Please pick out every line in the records below that contains the word "value" and copy those lines. Case counts.
[Begin Data for processing]
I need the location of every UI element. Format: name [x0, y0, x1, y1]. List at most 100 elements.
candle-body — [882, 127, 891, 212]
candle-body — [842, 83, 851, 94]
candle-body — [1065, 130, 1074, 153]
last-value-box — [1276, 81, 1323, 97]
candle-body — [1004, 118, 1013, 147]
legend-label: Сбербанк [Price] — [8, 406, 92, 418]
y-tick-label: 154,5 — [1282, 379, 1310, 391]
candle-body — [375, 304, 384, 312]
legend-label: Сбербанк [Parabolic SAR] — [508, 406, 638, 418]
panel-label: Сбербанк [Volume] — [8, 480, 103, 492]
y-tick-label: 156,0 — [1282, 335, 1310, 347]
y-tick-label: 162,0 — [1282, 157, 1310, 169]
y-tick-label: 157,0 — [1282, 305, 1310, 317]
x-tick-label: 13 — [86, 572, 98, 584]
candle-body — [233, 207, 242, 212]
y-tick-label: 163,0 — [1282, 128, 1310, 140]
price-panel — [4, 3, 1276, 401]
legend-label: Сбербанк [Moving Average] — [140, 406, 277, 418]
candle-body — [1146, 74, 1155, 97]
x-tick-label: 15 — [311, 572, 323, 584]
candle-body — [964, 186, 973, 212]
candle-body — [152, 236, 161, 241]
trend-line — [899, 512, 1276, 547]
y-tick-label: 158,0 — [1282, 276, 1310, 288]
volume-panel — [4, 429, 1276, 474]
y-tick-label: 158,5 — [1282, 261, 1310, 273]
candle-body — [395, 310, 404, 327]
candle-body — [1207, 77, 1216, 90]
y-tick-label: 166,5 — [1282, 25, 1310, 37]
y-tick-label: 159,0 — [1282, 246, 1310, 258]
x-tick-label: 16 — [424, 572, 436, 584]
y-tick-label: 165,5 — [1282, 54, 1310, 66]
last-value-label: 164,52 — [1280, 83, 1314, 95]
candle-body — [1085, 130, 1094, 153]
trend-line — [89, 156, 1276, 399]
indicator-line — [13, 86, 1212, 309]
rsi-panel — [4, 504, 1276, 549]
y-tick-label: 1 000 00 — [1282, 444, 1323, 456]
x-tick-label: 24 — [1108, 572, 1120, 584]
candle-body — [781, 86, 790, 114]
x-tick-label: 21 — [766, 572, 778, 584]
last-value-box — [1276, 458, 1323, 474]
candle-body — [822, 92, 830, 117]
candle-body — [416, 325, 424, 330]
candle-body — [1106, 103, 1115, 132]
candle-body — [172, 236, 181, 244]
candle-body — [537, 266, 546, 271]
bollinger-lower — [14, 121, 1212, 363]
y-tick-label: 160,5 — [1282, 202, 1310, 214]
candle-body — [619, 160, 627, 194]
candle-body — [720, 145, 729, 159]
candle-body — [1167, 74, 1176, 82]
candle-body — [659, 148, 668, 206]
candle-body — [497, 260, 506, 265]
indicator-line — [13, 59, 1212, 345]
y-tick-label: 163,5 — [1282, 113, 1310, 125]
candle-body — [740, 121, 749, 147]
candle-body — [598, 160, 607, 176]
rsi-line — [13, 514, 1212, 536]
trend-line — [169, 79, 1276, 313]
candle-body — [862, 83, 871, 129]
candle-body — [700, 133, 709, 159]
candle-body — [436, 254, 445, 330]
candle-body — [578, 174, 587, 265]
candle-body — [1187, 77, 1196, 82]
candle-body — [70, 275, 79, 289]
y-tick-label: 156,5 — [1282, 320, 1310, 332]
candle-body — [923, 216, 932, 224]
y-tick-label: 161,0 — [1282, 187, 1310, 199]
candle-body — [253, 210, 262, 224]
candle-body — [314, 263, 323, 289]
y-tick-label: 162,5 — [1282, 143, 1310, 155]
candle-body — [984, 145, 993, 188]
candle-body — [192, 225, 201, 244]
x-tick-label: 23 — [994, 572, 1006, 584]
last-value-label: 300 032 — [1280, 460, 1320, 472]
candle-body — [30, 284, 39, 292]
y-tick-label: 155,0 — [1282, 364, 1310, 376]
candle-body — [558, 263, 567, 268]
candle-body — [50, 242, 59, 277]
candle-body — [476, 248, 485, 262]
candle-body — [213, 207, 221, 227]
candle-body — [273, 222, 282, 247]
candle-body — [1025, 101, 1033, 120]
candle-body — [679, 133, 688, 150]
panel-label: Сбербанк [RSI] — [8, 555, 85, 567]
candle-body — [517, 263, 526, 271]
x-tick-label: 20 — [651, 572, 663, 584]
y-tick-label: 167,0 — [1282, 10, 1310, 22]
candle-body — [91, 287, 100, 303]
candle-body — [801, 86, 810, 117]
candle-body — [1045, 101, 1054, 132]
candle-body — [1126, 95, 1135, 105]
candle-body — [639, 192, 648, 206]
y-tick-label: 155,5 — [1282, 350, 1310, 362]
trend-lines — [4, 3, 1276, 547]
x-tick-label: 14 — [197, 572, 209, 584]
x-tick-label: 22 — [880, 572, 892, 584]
[End Data for processing]
Solution to this exercise
last-value-box — [1276, 81, 1323, 97]
last-value-label: 164,52 — [1280, 83, 1314, 95]
last-value-box — [1276, 458, 1323, 474]
last-value-label: 300 032 — [1280, 460, 1320, 472]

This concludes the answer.